Task to complete => Spot every line with the word "Update" and return it.

□ □ □ □

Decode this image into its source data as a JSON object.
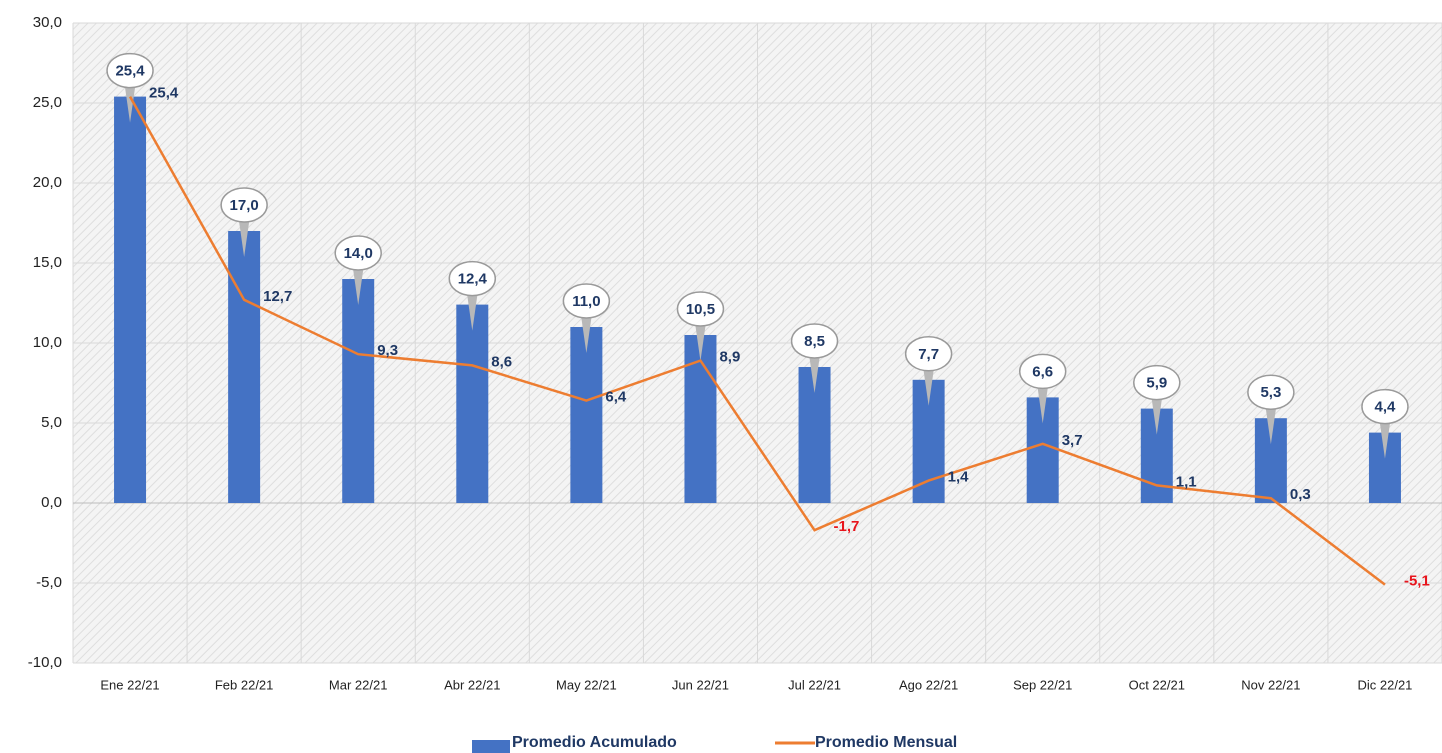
{
  "chart_data": {
    "type": "bar",
    "categories": [
      "Ene 22/21",
      "Feb 22/21",
      "Mar 22/21",
      "Abr 22/21",
      "May 22/21",
      "Jun 22/21",
      "Jul 22/21",
      "Ago 22/21",
      "Sep 22/21",
      "Oct 22/21",
      "Nov 22/21",
      "Dic 22/21"
    ],
    "series": [
      {
        "name": "Promedio Acumulado",
        "type": "bar",
        "color": "#4472c4",
        "values": [
          25.4,
          17.0,
          14.0,
          12.4,
          11.0,
          10.5,
          8.5,
          7.7,
          6.6,
          5.9,
          5.3,
          4.4
        ],
        "value_labels": [
          "25,4",
          "17,0",
          "14,0",
          "12,4",
          "11,0",
          "10,5",
          "8,5",
          "7,7",
          "6,6",
          "5,9",
          "5,3",
          "4,4"
        ]
      },
      {
        "name": "Promedio Mensual",
        "type": "line",
        "color": "#ed7d31",
        "values": [
          25.4,
          12.7,
          9.3,
          8.6,
          6.4,
          8.9,
          -1.7,
          1.4,
          3.7,
          1.1,
          0.3,
          -5.1
        ],
        "value_labels": [
          "25,4",
          "12,7",
          "9,3",
          "8,6",
          "6,4",
          "8,9",
          "-1,7",
          "1,4",
          "3,7",
          "1,1",
          "0,3",
          "-5,1"
        ]
      }
    ],
    "ylim": [
      -10,
      30
    ],
    "yticks": [
      {
        "value": -10,
        "label": "-10,0"
      },
      {
        "value": -5,
        "label": "-5,0"
      },
      {
        "value": 0,
        "label": "0,0"
      },
      {
        "value": 5,
        "label": "5,0"
      },
      {
        "value": 10,
        "label": "10,0"
      },
      {
        "value": 15,
        "label": "15,0"
      },
      {
        "value": 20,
        "label": "20,0"
      },
      {
        "value": 25,
        "label": "25,0"
      },
      {
        "value": 30,
        "label": "30,0"
      }
    ],
    "grid": true,
    "negative_color": "#e8141c",
    "legend": "bottom"
  }
}
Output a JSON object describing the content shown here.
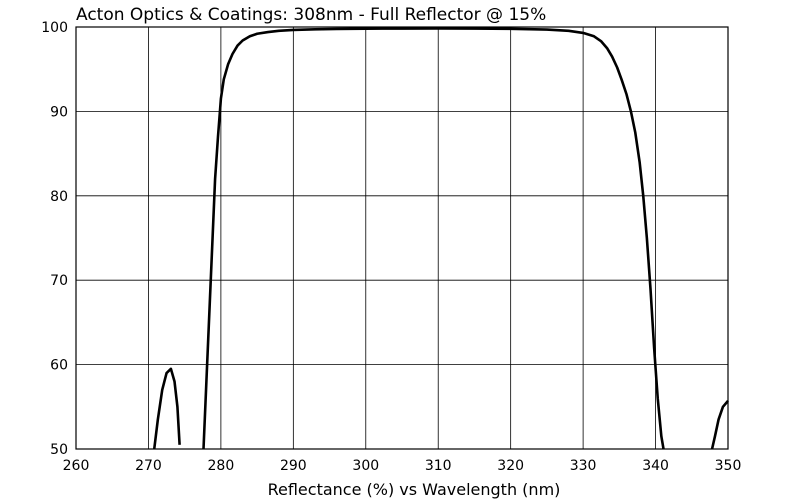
{
  "chart_data": {
    "type": "line",
    "title": "Acton Optics & Coatings:  308nm - Full Reflector @ 15%",
    "xlabel": "Reflectance (%)  vs  Wavelength (nm)",
    "ylabel": "",
    "xlim": [
      260,
      350
    ],
    "ylim": [
      50,
      100
    ],
    "xticks": [
      260,
      270,
      280,
      290,
      300,
      310,
      320,
      330,
      340,
      350
    ],
    "yticks": [
      50,
      60,
      70,
      80,
      90,
      100
    ],
    "grid": true,
    "legend": "none",
    "line_color": "#000000",
    "series": [
      {
        "segments": [
          {
            "x": [
              270.8,
              271.3,
              271.9,
              272.5,
              273.1,
              273.6,
              274.0,
              274.3
            ],
            "y": [
              50.0,
              53.5,
              57.0,
              59.0,
              59.5,
              58.0,
              55.0,
              50.5
            ]
          },
          {
            "x": [
              277.6,
              278.0,
              278.4,
              278.8,
              279.2,
              279.6,
              280.0,
              280.4,
              281.0,
              281.6,
              282.3,
              283.0,
              284.0,
              285.0,
              286.5,
              288.0,
              290.0,
              293.0,
              296.0,
              300.0,
              305.0,
              310.0,
              315.0,
              320.0,
              325.0,
              328.0,
              330.0,
              331.5,
              332.5,
              333.3,
              334.0,
              334.7,
              335.3,
              336.0,
              336.6,
              337.2,
              337.8,
              338.3,
              338.8,
              339.3,
              339.8,
              340.3,
              340.8,
              341.1
            ],
            "y": [
              50.0,
              58.0,
              66.0,
              74.0,
              82.0,
              87.0,
              91.5,
              93.8,
              95.6,
              96.8,
              97.8,
              98.4,
              98.9,
              99.2,
              99.4,
              99.55,
              99.65,
              99.72,
              99.77,
              99.8,
              99.82,
              99.83,
              99.82,
              99.78,
              99.7,
              99.55,
              99.3,
              98.9,
              98.3,
              97.5,
              96.5,
              95.2,
              93.8,
              92.0,
              90.0,
              87.5,
              84.0,
              80.0,
              75.0,
              69.0,
              62.0,
              56.0,
              51.5,
              50.0
            ]
          },
          {
            "x": [
              347.8,
              348.2,
              348.7,
              349.3,
              350.0
            ],
            "y": [
              50.0,
              51.5,
              53.5,
              55.0,
              55.7
            ]
          }
        ]
      }
    ]
  }
}
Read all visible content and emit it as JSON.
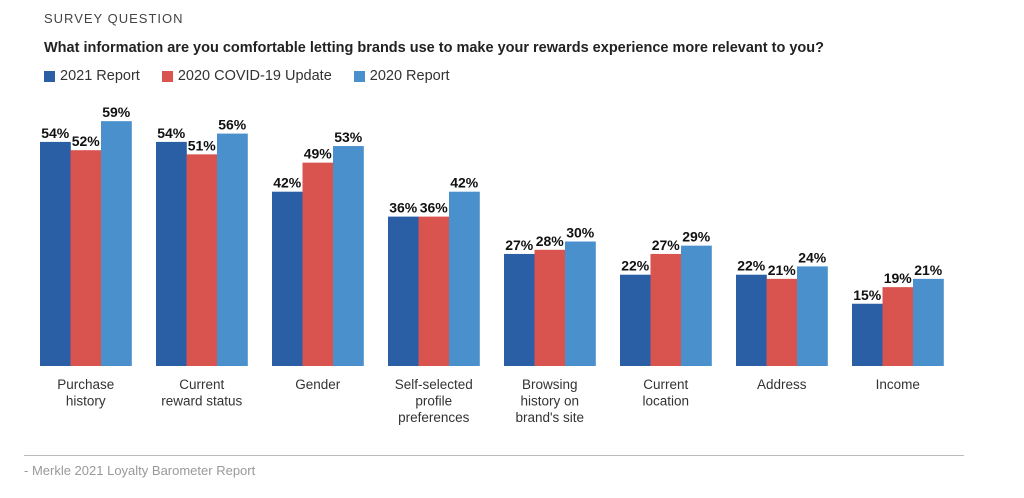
{
  "header": {
    "eyebrow": "SURVEY QUESTION",
    "question": "What information are you comfortable letting brands use to make your rewards experience more relevant to you?"
  },
  "colors": {
    "2021 Report": "#2a5fa5",
    "2020 COVID-19 Update": "#d9534f",
    "2020 Report": "#4a90cc"
  },
  "footer": {
    "source": "- Merkle 2021 Loyalty Barometer Report"
  },
  "chart_data": {
    "type": "bar",
    "title": "What information are you comfortable letting brands use to make your rewards experience more relevant to you?",
    "xlabel": "",
    "ylabel": "",
    "ylim": [
      0,
      60
    ],
    "grid": false,
    "legend_position": "top-left",
    "categories": [
      [
        "Purchase",
        "history"
      ],
      [
        "Current",
        "reward status"
      ],
      [
        "Gender"
      ],
      [
        "Self-selected",
        "profile",
        "preferences"
      ],
      [
        "Browsing",
        "history on",
        "brand's site"
      ],
      [
        "Current",
        "location"
      ],
      [
        "Address"
      ],
      [
        "Income"
      ]
    ],
    "series": [
      {
        "name": "2021 Report",
        "values": [
          54,
          54,
          42,
          36,
          27,
          22,
          22,
          15
        ]
      },
      {
        "name": "2020 COVID-19 Update",
        "values": [
          52,
          51,
          49,
          36,
          28,
          27,
          21,
          19
        ]
      },
      {
        "name": "2020 Report",
        "values": [
          59,
          56,
          53,
          42,
          30,
          29,
          24,
          21
        ]
      }
    ],
    "value_suffix": "%"
  }
}
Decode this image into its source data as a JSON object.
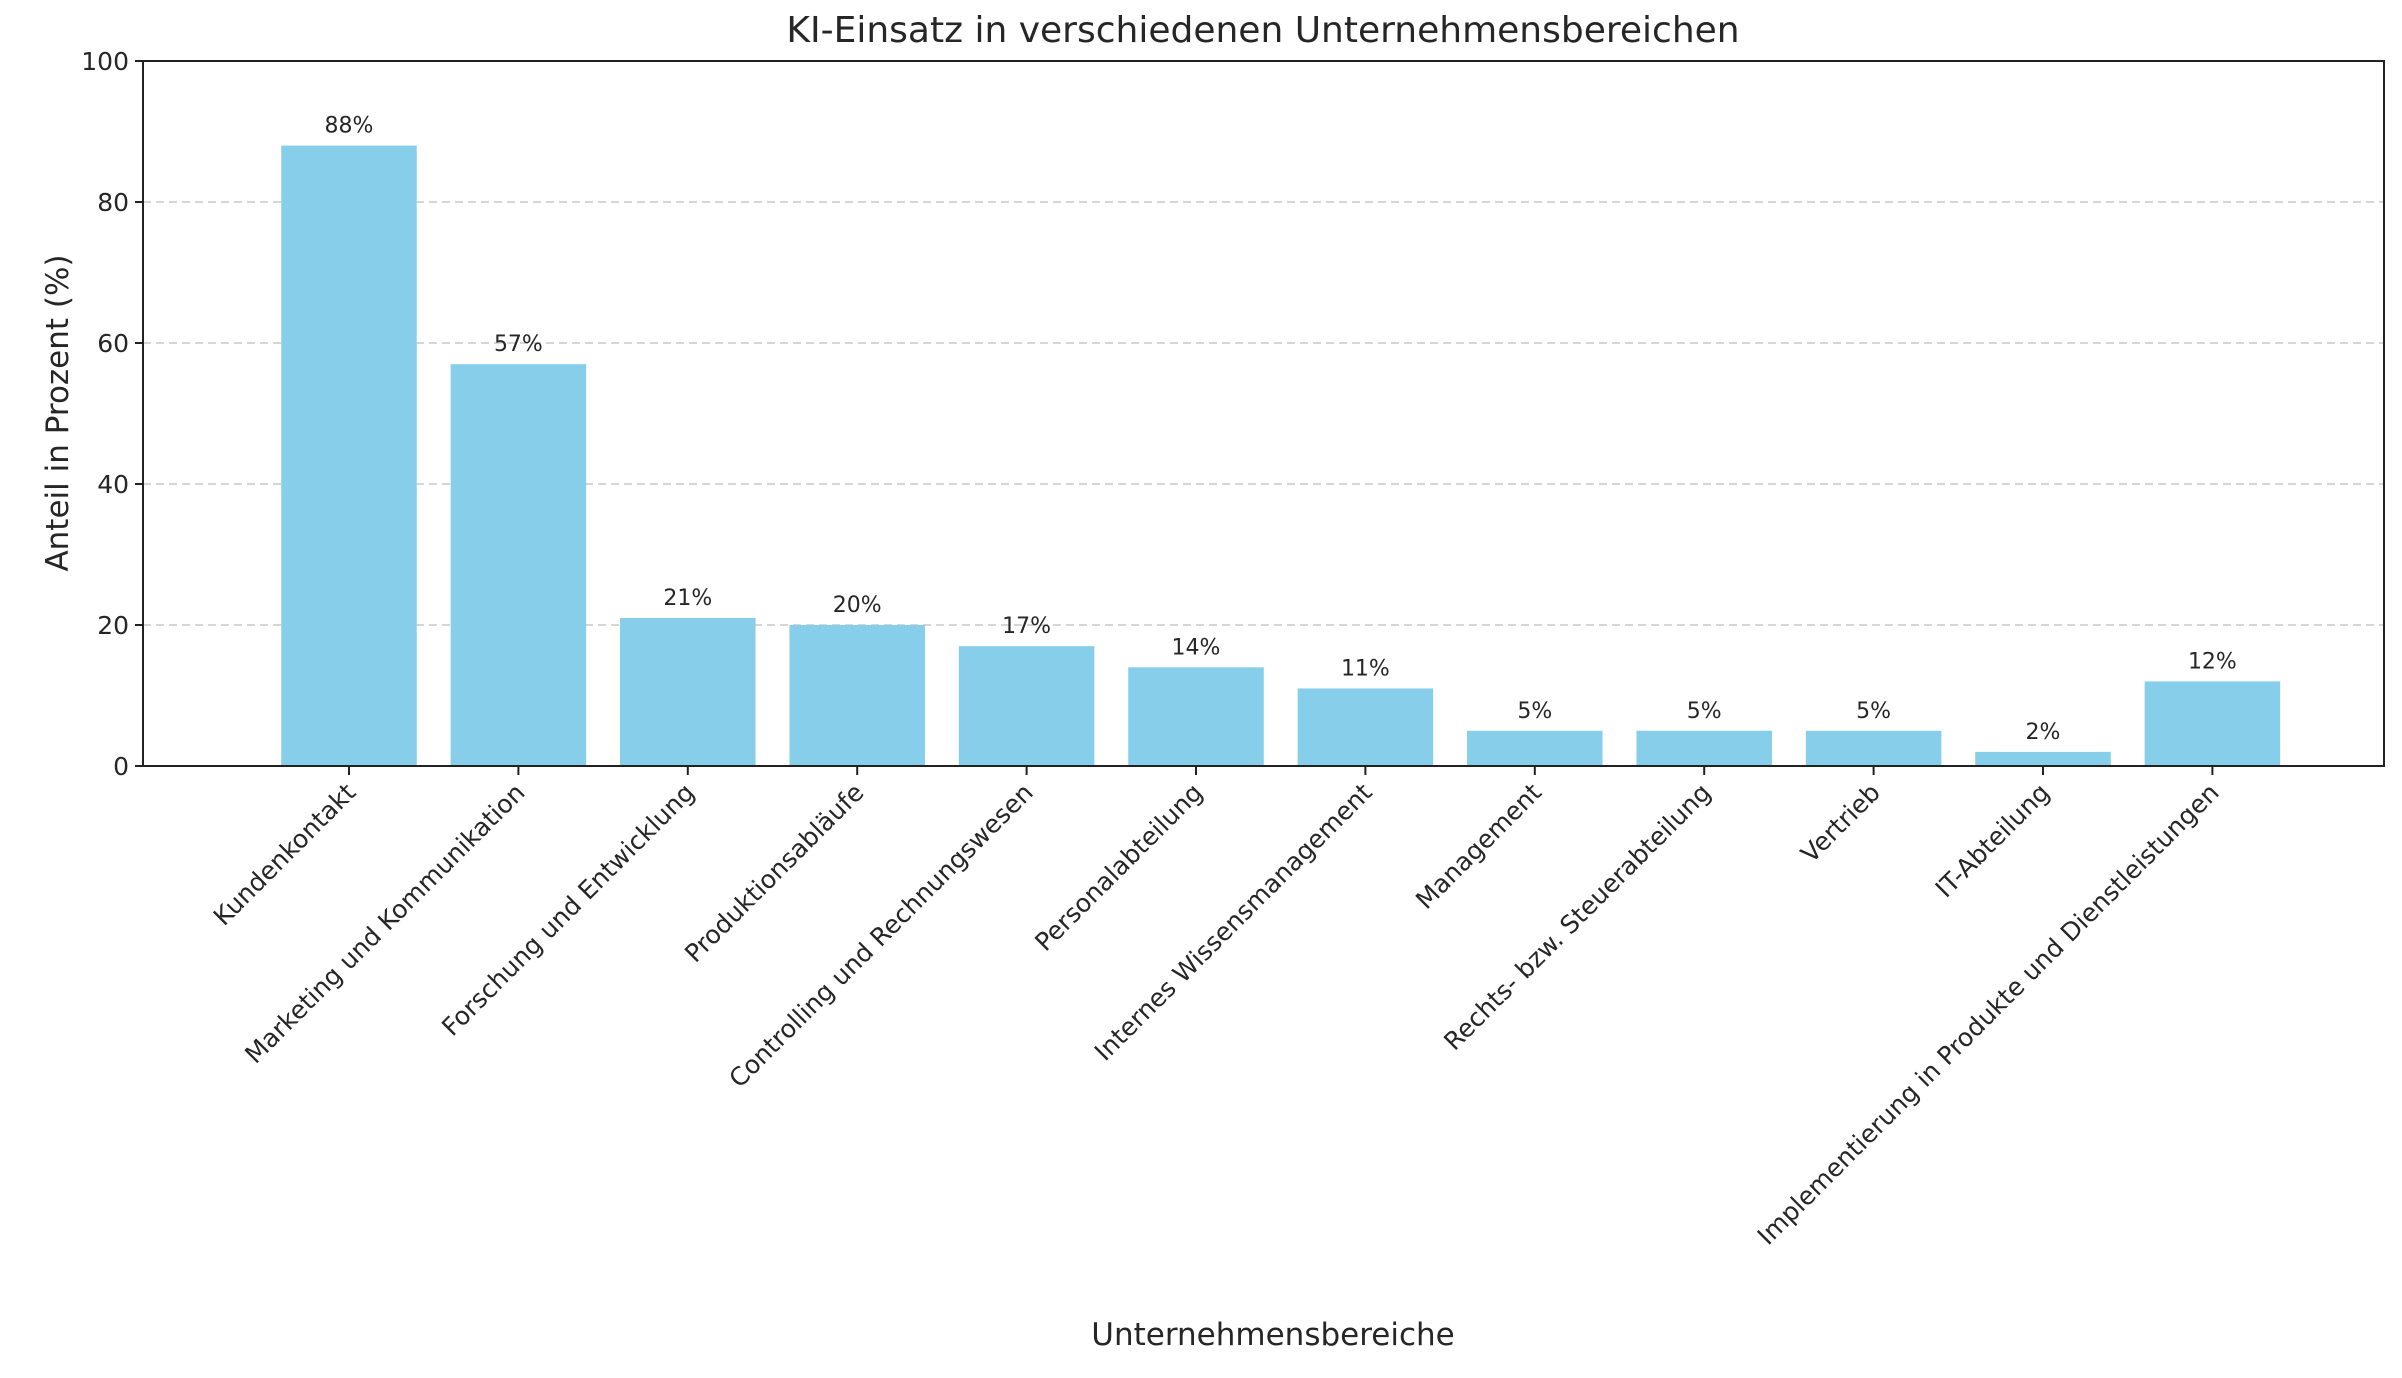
{
  "chart_data": {
    "type": "bar",
    "title": "KI-Einsatz in verschiedenen Unternehmensbereichen",
    "xlabel": "Unternehmensbereiche",
    "ylabel": "Anteil in Prozent (%)",
    "ylim": [
      0,
      100
    ],
    "yticks": [
      0,
      20,
      40,
      60,
      80,
      100
    ],
    "grid": "y-dashed",
    "bar_color": "#87CEEB",
    "categories": [
      "Kundenkontakt",
      "Marketing und Kommunikation",
      "Forschung und Entwicklung",
      "Produktionsabläufe",
      "Controlling und Rechnungswesen",
      "Personalabteilung",
      "Internes Wissensmanagement",
      "Management",
      "Rechts- bzw. Steuerabteilung",
      "Vertrieb",
      "IT-Abteilung",
      "Implementierung in Produkte und Dienstleistungen"
    ],
    "values": [
      88,
      57,
      21,
      20,
      17,
      14,
      11,
      5,
      5,
      5,
      2,
      12
    ],
    "value_labels": [
      "88%",
      "57%",
      "21%",
      "20%",
      "17%",
      "14%",
      "11%",
      "5%",
      "5%",
      "5%",
      "2%",
      "12%"
    ]
  }
}
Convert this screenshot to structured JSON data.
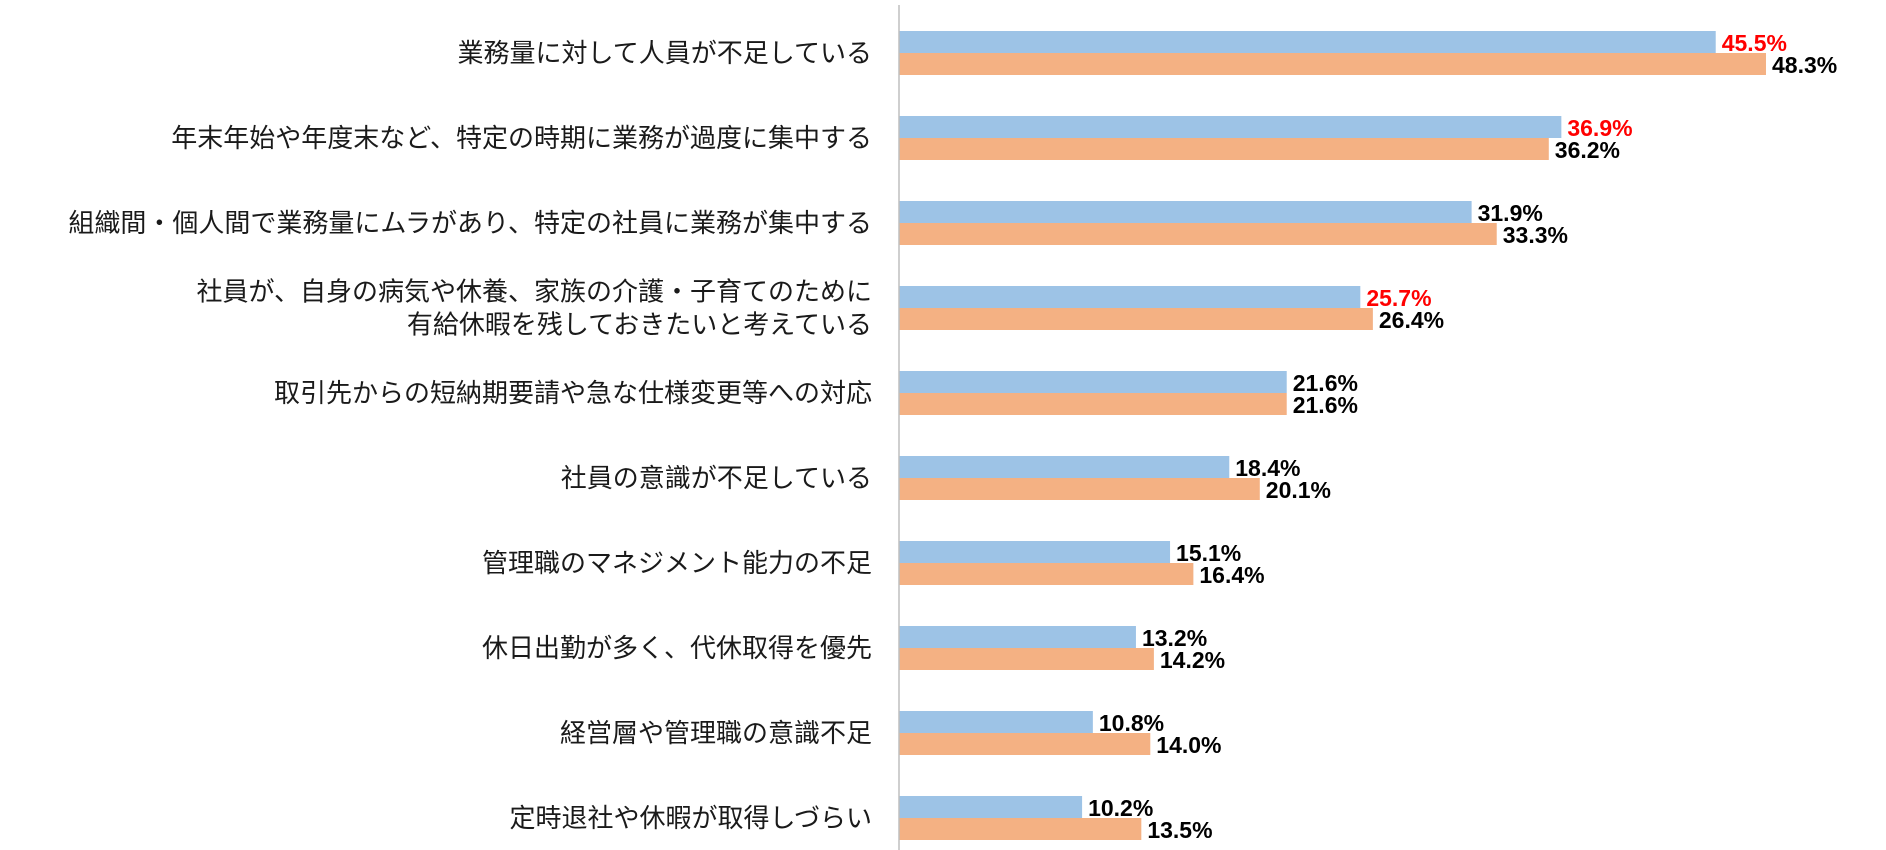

□ □ □ □

Task answer =>
    "2020 COVID-19 Update": "#d9534f",
        "name": "2020 COVID-19 Update",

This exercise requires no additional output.